>> Begin Provided data
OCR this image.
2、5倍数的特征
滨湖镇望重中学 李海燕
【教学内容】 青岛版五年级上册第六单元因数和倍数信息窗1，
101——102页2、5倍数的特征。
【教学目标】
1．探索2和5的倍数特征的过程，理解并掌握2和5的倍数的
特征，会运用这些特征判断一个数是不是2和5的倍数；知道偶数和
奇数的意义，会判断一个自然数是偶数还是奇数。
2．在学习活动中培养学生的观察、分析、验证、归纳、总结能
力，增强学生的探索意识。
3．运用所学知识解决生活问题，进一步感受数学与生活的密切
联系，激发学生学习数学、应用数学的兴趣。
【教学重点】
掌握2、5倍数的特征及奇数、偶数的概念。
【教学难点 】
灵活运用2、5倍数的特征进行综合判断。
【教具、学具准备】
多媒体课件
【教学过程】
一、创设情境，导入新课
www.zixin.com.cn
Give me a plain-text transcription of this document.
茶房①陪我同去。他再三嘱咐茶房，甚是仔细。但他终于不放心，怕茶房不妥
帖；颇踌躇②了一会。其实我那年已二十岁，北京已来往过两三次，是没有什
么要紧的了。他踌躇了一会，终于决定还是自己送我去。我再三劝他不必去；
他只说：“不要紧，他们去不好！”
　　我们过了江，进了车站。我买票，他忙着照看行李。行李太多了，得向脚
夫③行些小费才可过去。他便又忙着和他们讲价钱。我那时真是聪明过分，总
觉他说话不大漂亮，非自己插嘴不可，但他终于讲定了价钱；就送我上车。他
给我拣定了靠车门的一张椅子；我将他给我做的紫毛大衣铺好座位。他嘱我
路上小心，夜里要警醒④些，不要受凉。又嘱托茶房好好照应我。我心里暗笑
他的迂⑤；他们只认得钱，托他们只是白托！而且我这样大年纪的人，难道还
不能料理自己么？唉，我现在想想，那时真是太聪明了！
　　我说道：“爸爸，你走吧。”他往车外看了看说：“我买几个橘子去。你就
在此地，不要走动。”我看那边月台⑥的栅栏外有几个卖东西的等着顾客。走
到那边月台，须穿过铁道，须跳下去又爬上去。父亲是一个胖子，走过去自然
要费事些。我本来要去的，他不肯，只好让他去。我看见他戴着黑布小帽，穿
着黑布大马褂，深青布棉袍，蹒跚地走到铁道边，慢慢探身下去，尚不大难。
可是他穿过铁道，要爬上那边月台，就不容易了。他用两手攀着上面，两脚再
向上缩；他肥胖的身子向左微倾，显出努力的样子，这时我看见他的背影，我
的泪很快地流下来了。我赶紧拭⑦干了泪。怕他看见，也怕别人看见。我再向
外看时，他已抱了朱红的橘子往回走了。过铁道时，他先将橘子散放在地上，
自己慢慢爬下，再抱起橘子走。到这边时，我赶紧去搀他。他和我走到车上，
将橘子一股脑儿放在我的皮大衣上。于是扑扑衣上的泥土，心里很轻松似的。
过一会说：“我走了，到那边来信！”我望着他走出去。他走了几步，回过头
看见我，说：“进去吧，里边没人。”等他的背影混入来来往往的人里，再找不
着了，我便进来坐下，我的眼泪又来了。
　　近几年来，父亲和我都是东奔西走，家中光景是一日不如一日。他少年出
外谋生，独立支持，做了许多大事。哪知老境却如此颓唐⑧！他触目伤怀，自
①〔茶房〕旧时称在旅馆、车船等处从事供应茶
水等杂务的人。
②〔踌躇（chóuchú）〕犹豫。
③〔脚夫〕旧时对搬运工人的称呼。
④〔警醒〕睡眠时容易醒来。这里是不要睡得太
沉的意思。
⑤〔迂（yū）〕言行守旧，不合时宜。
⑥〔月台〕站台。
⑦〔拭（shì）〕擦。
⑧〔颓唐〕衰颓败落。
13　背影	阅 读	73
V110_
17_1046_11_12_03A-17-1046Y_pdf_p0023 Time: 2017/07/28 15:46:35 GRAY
>> End Provided data
**What you have to do:**
Only the number is wanted: how many lines in the preceding entries hold the string "this"?

**Exercise solution:**
2